Aim – How many lines of the material below contain the string "Registry"? Answer with the number and nothing else.
Start of Supplied records
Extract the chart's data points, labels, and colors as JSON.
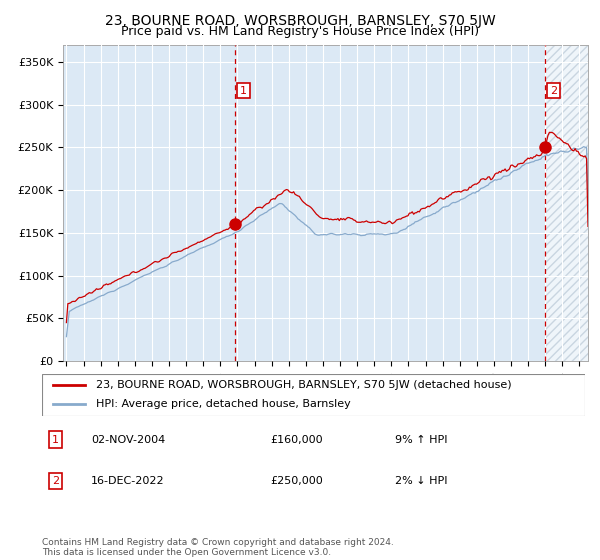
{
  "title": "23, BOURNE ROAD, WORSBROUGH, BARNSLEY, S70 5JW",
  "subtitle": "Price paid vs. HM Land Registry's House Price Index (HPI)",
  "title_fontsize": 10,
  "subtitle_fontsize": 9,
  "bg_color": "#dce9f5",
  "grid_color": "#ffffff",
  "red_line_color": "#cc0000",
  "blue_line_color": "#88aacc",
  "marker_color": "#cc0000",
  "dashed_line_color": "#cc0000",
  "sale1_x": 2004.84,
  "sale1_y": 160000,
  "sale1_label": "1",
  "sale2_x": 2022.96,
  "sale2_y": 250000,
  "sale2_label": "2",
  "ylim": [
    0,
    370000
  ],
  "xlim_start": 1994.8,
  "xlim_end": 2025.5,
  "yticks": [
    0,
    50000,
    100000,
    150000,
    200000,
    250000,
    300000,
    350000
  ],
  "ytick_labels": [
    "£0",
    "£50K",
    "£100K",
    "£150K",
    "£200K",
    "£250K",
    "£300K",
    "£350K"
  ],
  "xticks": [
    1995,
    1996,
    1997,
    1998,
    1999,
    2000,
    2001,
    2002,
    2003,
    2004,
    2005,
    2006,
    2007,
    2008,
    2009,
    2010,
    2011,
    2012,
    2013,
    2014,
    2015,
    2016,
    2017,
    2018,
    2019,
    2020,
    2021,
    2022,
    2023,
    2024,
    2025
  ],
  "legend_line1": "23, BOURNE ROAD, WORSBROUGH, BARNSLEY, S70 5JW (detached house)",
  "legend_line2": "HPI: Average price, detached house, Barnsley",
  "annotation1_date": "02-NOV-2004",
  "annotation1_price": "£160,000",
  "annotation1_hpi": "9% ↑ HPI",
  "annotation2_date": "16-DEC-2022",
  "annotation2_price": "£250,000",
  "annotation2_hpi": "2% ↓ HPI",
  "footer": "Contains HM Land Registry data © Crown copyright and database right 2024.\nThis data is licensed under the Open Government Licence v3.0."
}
End of Supplied records
Start of Supplied records
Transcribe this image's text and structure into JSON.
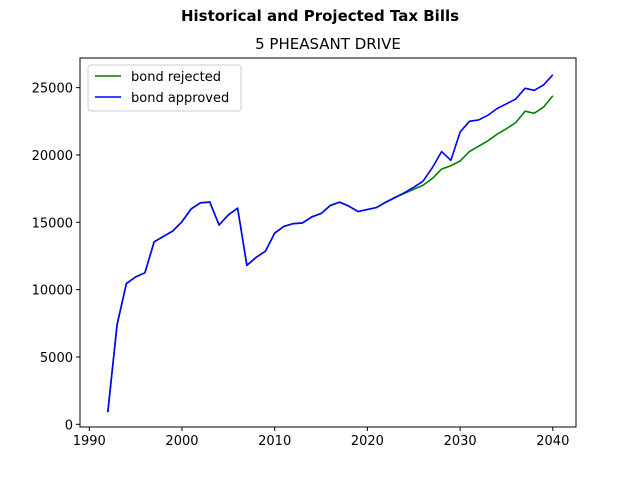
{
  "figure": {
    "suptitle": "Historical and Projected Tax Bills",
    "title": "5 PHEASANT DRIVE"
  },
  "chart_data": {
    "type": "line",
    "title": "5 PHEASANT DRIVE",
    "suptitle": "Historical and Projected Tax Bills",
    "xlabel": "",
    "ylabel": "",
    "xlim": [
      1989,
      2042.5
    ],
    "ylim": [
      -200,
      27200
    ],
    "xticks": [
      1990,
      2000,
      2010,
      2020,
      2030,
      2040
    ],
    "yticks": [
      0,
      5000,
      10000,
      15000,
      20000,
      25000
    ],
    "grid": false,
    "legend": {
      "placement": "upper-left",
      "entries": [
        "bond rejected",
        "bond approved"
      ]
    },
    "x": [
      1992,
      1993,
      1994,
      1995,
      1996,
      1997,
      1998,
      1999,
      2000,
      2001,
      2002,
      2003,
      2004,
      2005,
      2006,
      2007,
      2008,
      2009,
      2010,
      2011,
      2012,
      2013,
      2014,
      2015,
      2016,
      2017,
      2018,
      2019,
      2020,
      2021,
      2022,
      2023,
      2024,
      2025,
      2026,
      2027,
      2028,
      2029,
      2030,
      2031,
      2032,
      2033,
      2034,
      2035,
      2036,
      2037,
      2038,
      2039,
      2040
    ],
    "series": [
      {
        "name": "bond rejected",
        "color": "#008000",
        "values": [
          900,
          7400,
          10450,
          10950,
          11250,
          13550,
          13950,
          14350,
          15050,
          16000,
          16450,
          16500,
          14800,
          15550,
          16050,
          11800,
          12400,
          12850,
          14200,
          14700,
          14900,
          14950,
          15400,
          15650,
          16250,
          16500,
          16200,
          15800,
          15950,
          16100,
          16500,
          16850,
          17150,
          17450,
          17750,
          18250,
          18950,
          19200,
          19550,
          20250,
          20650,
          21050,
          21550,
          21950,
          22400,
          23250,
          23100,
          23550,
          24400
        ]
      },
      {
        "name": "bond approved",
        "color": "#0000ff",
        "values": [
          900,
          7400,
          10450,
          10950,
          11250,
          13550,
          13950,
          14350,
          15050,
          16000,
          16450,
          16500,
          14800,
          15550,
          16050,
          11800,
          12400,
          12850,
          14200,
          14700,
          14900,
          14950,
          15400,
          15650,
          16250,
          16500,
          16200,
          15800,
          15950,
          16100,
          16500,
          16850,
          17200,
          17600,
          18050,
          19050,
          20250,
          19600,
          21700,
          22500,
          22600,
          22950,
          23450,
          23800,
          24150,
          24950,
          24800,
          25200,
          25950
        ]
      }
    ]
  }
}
End of Supplied records
Task output – 2